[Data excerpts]
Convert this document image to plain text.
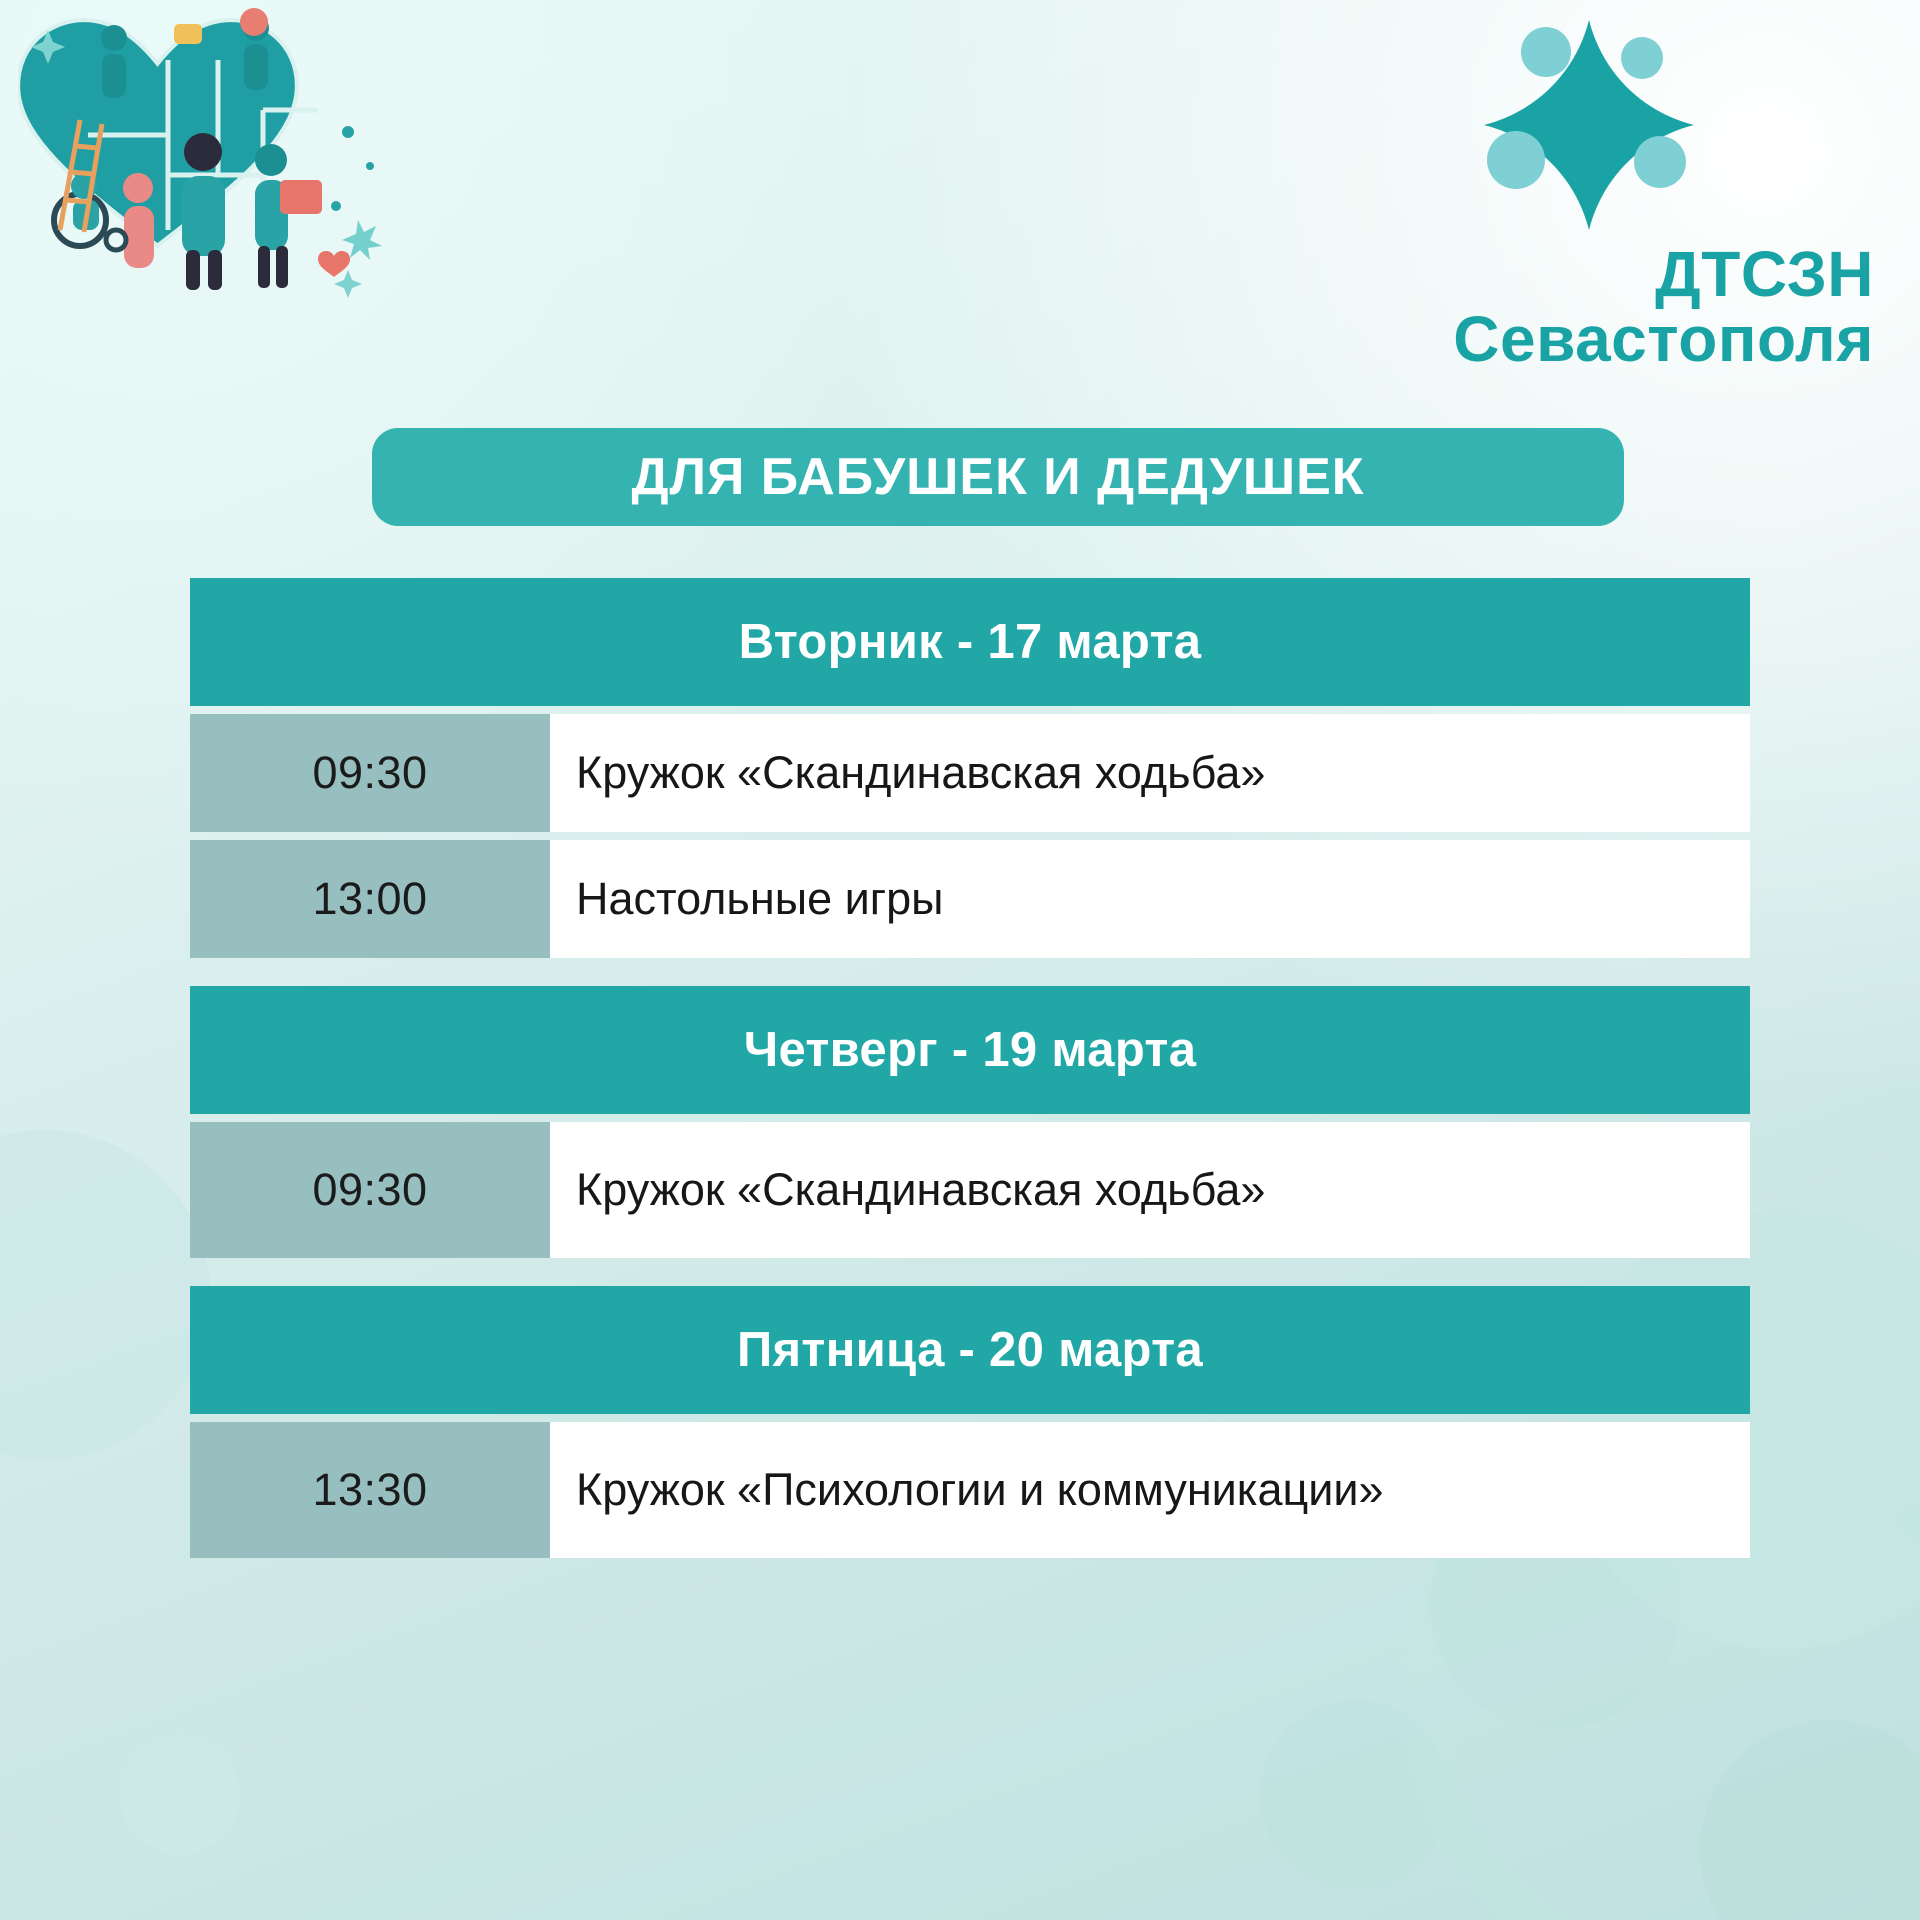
ДТСЗН
Севастополя
ДЛЯ БАБУШЕК И ДЕДУШЕК
Вторник - 17 марта
09:30	Кружок «Скандинавская ходьба»
13:00	Настольные игры
Четверг - 19 марта
09:30	Кружок «Скандинавская ходьба»
Пятница - 20 марта
13:30	Кружок «Психологии и коммуникации»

[Work to be completed] Retype the listing exactly. Pictures do not belong in the copy.

[Response]
Convert this document image to plain text.
ДТСЗН
Севастополя
ДЛЯ БАБУШЕК И ДЕДУШЕК
Вторник - 17 марта
09:30	Кружок «Скандинавская ходьба»
13:00	Настольные игры
Четверг - 19 марта
09:30	Кружок «Скандинавская ходьба»
Пятница - 20 марта
13:30	Кружок «Психологии и коммуникации»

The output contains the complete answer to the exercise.